> What you are asked to do
Reproduce the listing below without any change.

-- Begin --

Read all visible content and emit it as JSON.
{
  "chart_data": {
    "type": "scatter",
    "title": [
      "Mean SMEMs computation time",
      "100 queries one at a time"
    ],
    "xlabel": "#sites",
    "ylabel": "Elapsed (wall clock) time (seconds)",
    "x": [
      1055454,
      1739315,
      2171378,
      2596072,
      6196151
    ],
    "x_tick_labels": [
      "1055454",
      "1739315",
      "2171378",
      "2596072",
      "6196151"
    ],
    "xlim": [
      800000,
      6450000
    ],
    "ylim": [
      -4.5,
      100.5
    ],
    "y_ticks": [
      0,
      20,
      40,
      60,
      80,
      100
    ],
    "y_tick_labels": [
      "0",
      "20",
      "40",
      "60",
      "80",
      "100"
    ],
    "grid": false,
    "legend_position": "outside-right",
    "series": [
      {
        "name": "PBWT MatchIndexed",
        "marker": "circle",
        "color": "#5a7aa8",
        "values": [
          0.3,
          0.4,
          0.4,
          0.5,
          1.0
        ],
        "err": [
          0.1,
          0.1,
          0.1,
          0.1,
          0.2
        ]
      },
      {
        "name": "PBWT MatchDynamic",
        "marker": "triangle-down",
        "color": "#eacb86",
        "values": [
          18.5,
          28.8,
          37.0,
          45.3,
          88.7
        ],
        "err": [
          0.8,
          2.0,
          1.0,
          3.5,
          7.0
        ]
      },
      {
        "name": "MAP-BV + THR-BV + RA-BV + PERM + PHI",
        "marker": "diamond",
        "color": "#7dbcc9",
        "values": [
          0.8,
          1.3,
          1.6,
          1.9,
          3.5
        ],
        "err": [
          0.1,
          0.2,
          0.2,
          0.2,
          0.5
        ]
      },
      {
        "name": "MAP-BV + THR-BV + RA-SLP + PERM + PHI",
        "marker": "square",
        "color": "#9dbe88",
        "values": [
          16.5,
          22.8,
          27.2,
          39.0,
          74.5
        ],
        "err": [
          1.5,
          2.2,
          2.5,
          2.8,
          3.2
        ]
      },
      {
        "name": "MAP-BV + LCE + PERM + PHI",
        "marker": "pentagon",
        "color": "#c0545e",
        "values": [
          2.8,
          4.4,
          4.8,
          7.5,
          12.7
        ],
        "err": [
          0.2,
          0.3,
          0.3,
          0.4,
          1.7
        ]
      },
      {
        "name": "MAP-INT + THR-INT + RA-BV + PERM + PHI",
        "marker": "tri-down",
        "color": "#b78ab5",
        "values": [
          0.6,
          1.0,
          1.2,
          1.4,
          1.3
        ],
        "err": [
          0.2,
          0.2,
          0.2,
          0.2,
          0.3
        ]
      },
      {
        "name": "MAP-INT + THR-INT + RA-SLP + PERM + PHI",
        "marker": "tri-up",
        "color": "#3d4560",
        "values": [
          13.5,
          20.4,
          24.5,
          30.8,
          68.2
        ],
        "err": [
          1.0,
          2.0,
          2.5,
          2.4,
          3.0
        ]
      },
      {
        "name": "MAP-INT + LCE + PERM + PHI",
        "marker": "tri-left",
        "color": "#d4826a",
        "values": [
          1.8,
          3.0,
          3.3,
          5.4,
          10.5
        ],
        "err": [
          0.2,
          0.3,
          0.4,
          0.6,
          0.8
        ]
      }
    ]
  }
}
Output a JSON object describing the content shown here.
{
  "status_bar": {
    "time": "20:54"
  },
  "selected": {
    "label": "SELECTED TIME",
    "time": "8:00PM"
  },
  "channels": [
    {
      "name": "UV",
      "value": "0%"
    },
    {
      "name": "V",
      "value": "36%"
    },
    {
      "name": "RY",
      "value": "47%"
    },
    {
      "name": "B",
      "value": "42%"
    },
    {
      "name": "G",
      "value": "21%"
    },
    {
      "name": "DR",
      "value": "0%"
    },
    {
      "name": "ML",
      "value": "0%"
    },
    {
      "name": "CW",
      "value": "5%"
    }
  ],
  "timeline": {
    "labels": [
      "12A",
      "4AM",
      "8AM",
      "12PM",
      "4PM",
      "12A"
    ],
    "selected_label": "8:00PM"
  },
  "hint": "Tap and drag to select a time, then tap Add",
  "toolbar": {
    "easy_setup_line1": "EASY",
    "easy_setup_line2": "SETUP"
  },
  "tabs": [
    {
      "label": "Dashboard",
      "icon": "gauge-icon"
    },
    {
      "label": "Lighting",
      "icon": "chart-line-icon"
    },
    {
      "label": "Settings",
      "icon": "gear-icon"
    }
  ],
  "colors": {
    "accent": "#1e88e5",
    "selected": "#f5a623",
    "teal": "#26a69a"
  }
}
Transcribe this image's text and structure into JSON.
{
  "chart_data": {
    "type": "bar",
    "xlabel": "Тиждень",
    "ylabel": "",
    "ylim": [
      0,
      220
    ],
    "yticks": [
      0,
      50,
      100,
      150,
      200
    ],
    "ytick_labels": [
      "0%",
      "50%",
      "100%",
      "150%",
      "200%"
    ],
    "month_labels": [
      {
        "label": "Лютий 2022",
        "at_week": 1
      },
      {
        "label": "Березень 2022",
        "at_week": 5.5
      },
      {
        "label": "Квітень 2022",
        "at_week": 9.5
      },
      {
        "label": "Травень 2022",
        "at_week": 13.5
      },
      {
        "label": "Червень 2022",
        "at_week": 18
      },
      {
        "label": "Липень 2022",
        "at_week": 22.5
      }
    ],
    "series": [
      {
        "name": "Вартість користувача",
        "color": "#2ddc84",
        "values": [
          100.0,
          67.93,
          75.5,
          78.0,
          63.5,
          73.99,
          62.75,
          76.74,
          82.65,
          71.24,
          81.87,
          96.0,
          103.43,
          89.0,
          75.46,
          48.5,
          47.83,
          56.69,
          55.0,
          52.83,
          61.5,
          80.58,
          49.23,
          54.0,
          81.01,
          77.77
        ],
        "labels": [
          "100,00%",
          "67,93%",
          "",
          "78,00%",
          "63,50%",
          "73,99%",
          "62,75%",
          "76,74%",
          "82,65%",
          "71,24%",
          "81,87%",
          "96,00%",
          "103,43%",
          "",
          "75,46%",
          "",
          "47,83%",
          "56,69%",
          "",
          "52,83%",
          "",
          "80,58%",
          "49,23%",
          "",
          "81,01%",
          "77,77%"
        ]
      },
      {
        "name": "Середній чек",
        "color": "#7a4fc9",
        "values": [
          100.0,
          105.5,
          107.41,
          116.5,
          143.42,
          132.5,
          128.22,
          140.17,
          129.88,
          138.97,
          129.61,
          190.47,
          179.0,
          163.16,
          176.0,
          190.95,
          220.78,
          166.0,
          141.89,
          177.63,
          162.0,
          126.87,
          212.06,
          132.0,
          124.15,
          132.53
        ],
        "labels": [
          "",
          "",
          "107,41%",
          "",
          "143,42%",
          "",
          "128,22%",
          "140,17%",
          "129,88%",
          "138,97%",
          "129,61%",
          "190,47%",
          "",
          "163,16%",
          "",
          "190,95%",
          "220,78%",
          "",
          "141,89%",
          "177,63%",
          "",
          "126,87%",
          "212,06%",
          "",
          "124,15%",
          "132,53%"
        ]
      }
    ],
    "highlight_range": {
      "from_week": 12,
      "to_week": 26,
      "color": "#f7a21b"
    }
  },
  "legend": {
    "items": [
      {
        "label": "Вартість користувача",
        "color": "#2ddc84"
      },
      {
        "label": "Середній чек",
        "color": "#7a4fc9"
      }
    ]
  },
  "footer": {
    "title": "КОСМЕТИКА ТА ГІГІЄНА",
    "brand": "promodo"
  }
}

-- End --

> Answer below
Read all visible content and emit it as JSON.
{
  "chart_data": {
    "type": "scatter",
    "title": [
      "Mean SMEMs computation time",
      "100 queries one at a time"
    ],
    "xlabel": "#sites",
    "ylabel": "Elapsed (wall clock) time (seconds)",
    "x": [
      1055454,
      1739315,
      2171378,
      2596072,
      6196151
    ],
    "x_tick_labels": [
      "1055454",
      "1739315",
      "2171378",
      "2596072",
      "6196151"
    ],
    "xlim": [
      800000,
      6450000
    ],
    "ylim": [
      -4.5,
      100.5
    ],
    "y_ticks": [
      0,
      20,
      40,
      60,
      80,
      100
    ],
    "y_tick_labels": [
      "0",
      "20",
      "40",
      "60",
      "80",
      "100"
    ],
    "grid": false,
    "legend_position": "outside-right",
    "series": [
      {
        "name": "PBWT MatchIndexed",
        "marker": "circle",
        "color": "#5a7aa8",
        "values": [
          0.3,
          0.4,
          0.4,
          0.5,
          1.0
        ],
        "err": [
          0.1,
          0.1,
          0.1,
          0.1,
          0.2
        ]
      },
      {
        "name": "PBWT MatchDynamic",
        "marker": "triangle-down",
        "color": "#eacb86",
        "values": [
          18.5,
          28.8,
          37.0,
          45.3,
          88.7
        ],
        "err": [
          0.8,
          2.0,
          1.0,
          3.5,
          7.0
        ]
      },
      {
        "name": "MAP-BV + THR-BV + RA-BV + PERM + PHI",
        "marker": "diamond",
        "color": "#7dbcc9",
        "values": [
          0.8,
          1.3,
          1.6,
          1.9,
          3.5
        ],
        "err": [
          0.1,
          0.2,
          0.2,
          0.2,
          0.5
        ]
      },
      {
        "name": "MAP-BV + THR-BV + RA-SLP + PERM + PHI",
        "marker": "square",
        "color": "#9dbe88",
        "values": [
          16.5,
          22.8,
          27.2,
          39.0,
          74.5
        ],
        "err": [
          1.5,
          2.2,
          2.5,
          2.8,
          3.2
        ]
      },
      {
        "name": "MAP-BV + LCE + PERM + PHI",
        "marker": "pentagon",
        "color": "#c0545e",
        "values": [
          2.8,
          4.4,
          4.8,
          7.5,
          12.7
        ],
        "err": [
          0.2,
          0.3,
          0.3,
          0.4,
          1.7
        ]
      },
      {
        "name": "MAP-INT + THR-INT + RA-BV + PERM + PHI",
        "marker": "tri-down",
        "color": "#b78ab5",
        "values": [
          0.6,
          1.0,
          1.2,
          1.4,
          1.3
        ],
        "err": [
          0.2,
          0.2,
          0.2,
          0.2,
          0.3
        ]
      },
      {
        "name": "MAP-INT + THR-INT + RA-SLP + PERM + PHI",
        "marker": "tri-up",
        "color": "#3d4560",
        "values": [
          13.5,
          20.4,
          24.5,
          30.8,
          68.2
        ],
        "err": [
          1.0,
          2.0,
          2.5,
          2.4,
          3.0
        ]
      },
      {
        "name": "MAP-INT + LCE + PERM + PHI",
        "marker": "tri-left",
        "color": "#d4826a",
        "values": [
          1.8,
          3.0,
          3.3,
          5.4,
          10.5
        ],
        "err": [
          0.2,
          0.3,
          0.4,
          0.6,
          0.8
        ]
      }
    ]
  }
}
Output a JSON object describing the content shown here.
{
  "status_bar": {
    "time": "20:54"
  },
  "selected": {
    "label": "SELECTED TIME",
    "time": "8:00PM"
  },
  "channels": [
    {
      "name": "UV",
      "value": "0%"
    },
    {
      "name": "V",
      "value": "36%"
    },
    {
      "name": "RY",
      "value": "47%"
    },
    {
      "name": "B",
      "value": "42%"
    },
    {
      "name": "G",
      "value": "21%"
    },
    {
      "name": "DR",
      "value": "0%"
    },
    {
      "name": "ML",
      "value": "0%"
    },
    {
      "name": "CW",
      "value": "5%"
    }
  ],
  "timeline": {
    "labels": [
      "12A",
      "4AM",
      "8AM",
      "12PM",
      "4PM",
      "12A"
    ],
    "selected_label": "8:00PM"
  },
  "hint": "Tap and drag to select a time, then tap Add",
  "toolbar": {
    "easy_setup_line1": "EASY",
    "easy_setup_line2": "SETUP"
  },
  "tabs": [
    {
      "label": "Dashboard",
      "icon": "gauge-icon"
    },
    {
      "label": "Lighting",
      "icon": "chart-line-icon"
    },
    {
      "label": "Settings",
      "icon": "gear-icon"
    }
  ],
  "colors": {
    "accent": "#1e88e5",
    "selected": "#f5a623",
    "teal": "#26a69a"
  }
}
Transcribe this image's text and structure into JSON.
{
  "chart_data": {
    "type": "bar",
    "xlabel": "Тиждень",
    "ylabel": "",
    "ylim": [
      0,
      220
    ],
    "yticks": [
      0,
      50,
      100,
      150,
      200
    ],
    "ytick_labels": [
      "0%",
      "50%",
      "100%",
      "150%",
      "200%"
    ],
    "month_labels": [
      {
        "label": "Лютий 2022",
        "at_week": 1
      },
      {
        "label": "Березень 2022",
        "at_week": 5.5
      },
      {
        "label": "Квітень 2022",
        "at_week": 9.5
      },
      {
        "label": "Травень 2022",
        "at_week": 13.5
      },
      {
        "label": "Червень 2022",
        "at_week": 18
      },
      {
        "label": "Липень 2022",
        "at_week": 22.5
      }
    ],
    "series": [
      {
        "name": "Вартість користувача",
        "color": "#2ddc84",
        "values": [
          100.0,
          67.93,
          75.5,
          78.0,
          63.5,
          73.99,
          62.75,
          76.74,
          82.65,
          71.24,
          81.87,
          96.0,
          103.43,
          89.0,
          75.46,
          48.5,
          47.83,
          56.69,
          55.0,
          52.83,
          61.5,
          80.58,
          49.23,
          54.0,
          81.01,
          77.77
        ],
        "labels": [
          "100,00%",
          "67,93%",
          "",
          "78,00%",
          "63,50%",
          "73,99%",
          "62,75%",
          "76,74%",
          "82,65%",
          "71,24%",
          "81,87%",
          "96,00%",
          "103,43%",
          "",
          "75,46%",
          "",
          "47,83%",
          "56,69%",
          "",
          "52,83%",
          "",
          "80,58%",
          "49,23%",
          "",
          "81,01%",
          "77,77%"
        ]
      },
      {
        "name": "Середній чек",
        "color": "#7a4fc9",
        "values": [
          100.0,
          105.5,
          107.41,
          116.5,
          143.42,
          132.5,
          128.22,
          140.17,
          129.88,
          138.97,
          129.61,
          190.47,
          179.0,
          163.16,
          176.0,
          190.95,
          220.78,
          166.0,
          141.89,
          177.63,
          162.0,
          126.87,
          212.06,
          132.0,
          124.15,
          132.53
        ],
        "labels": [
          "",
          "",
          "107,41%",
          "",
          "143,42%",
          "",
          "128,22%",
          "140,17%",
          "129,88%",
          "138,97%",
          "129,61%",
          "190,47%",
          "",
          "163,16%",
          "",
          "190,95%",
          "220,78%",
          "",
          "141,89%",
          "177,63%",
          "",
          "126,87%",
          "212,06%",
          "",
          "124,15%",
          "132,53%"
        ]
      }
    ],
    "highlight_range": {
      "from_week": 12,
      "to_week": 26,
      "color": "#f7a21b"
    }
  },
  "legend": {
    "items": [
      {
        "label": "Вартість користувача",
        "color": "#2ddc84"
      },
      {
        "label": "Середній чек",
        "color": "#7a4fc9"
      }
    ]
  },
  "footer": {
    "title": "КОСМЕТИКА ТА ГІГІЄНА",
    "brand": "promodo"
  }
}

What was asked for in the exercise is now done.